> _Job_
Copy every line of the listing exactly.

┌──

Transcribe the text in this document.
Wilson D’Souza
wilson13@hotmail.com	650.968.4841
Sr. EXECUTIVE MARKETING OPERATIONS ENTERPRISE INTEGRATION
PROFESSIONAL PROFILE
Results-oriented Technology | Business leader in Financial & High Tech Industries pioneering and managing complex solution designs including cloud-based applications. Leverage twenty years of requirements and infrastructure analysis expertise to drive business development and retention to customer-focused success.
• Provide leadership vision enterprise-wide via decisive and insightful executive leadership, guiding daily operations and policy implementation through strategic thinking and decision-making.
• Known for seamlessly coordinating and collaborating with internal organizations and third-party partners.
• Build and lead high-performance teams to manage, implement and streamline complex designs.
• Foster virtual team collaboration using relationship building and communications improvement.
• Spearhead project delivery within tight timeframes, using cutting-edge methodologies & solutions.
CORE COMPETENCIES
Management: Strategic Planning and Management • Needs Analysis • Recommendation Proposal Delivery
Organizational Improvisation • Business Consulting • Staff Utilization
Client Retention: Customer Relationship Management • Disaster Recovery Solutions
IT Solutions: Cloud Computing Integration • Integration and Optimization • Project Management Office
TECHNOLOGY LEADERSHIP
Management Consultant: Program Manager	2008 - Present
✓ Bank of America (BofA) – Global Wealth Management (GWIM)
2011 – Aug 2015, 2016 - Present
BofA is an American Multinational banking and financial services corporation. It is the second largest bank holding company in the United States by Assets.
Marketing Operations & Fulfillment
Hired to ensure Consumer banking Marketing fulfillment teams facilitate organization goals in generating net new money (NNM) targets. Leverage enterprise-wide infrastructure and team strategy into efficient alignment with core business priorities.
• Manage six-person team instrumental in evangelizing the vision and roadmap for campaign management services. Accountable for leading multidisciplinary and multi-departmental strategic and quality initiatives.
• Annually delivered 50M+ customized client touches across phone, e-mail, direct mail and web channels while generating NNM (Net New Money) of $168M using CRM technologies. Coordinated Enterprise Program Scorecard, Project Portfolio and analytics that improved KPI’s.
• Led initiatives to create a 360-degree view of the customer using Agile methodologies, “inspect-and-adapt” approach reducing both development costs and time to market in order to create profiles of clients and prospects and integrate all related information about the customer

└──

> _Exercise result_
Transcribe the text in this document.
Wilson D’Souza
wilson13@hotmail.com	650.968.4841
Sr. EXECUTIVE MARKETING OPERATIONS ENTERPRISE INTEGRATION
PROFESSIONAL PROFILE
Results-oriented Technology | Business leader in Financial & High Tech Industries pioneering and managing complex solution designs including cloud-based applications. Leverage twenty years of requirements and infrastructure analysis expertise to drive business development and retention to customer-focused success.
• Provide leadership vision enterprise-wide via decisive and insightful executive leadership, guiding daily operations and policy implementation through strategic thinking and decision-making.
• Known for seamlessly coordinating and collaborating with internal organizations and third-party partners.
• Build and lead high-performance teams to manage, implement and streamline complex designs.
• Foster virtual team collaboration using relationship building and communications improvement.
• Spearhead project delivery within tight timeframes, using cutting-edge methodologies & solutions.
CORE COMPETENCIES
Management: Strategic Planning and Management • Needs Analysis • Recommendation Proposal Delivery
Organizational Improvisation • Business Consulting • Staff Utilization
Client Retention: Customer Relationship Management • Disaster Recovery Solutions
IT Solutions: Cloud Computing Integration • Integration and Optimization • Project Management Office
TECHNOLOGY LEADERSHIP
Management Consultant: Program Manager	2008 - Present
✓ Bank of America (BofA) – Global Wealth Management (GWIM)
2011 – Aug 2015, 2016 - Present
BofA is an American Multinational banking and financial services corporation. It is the second largest bank holding company in the United States by Assets.
Marketing Operations & Fulfillment
Hired to ensure Consumer banking Marketing fulfillment teams facilitate organization goals in generating net new money (NNM) targets. Leverage enterprise-wide infrastructure and team strategy into efficient alignment with core business priorities.
• Manage six-person team instrumental in evangelizing the vision and roadmap for campaign management services. Accountable for leading multidisciplinary and multi-departmental strategic and quality initiatives.
• Annually delivered 50M+ customized client touches across phone, e-mail, direct mail and web channels while generating NNM (Net New Money) of $168M using CRM technologies. Coordinated Enterprise Program Scorecard, Project Portfolio and analytics that improved KPI’s.
• Led initiatives to create a 360-degree view of the customer using Agile methodologies, “inspect-and-adapt” approach reducing both development costs and time to market in order to create profiles of clients and prospects and integrate all related information about the customer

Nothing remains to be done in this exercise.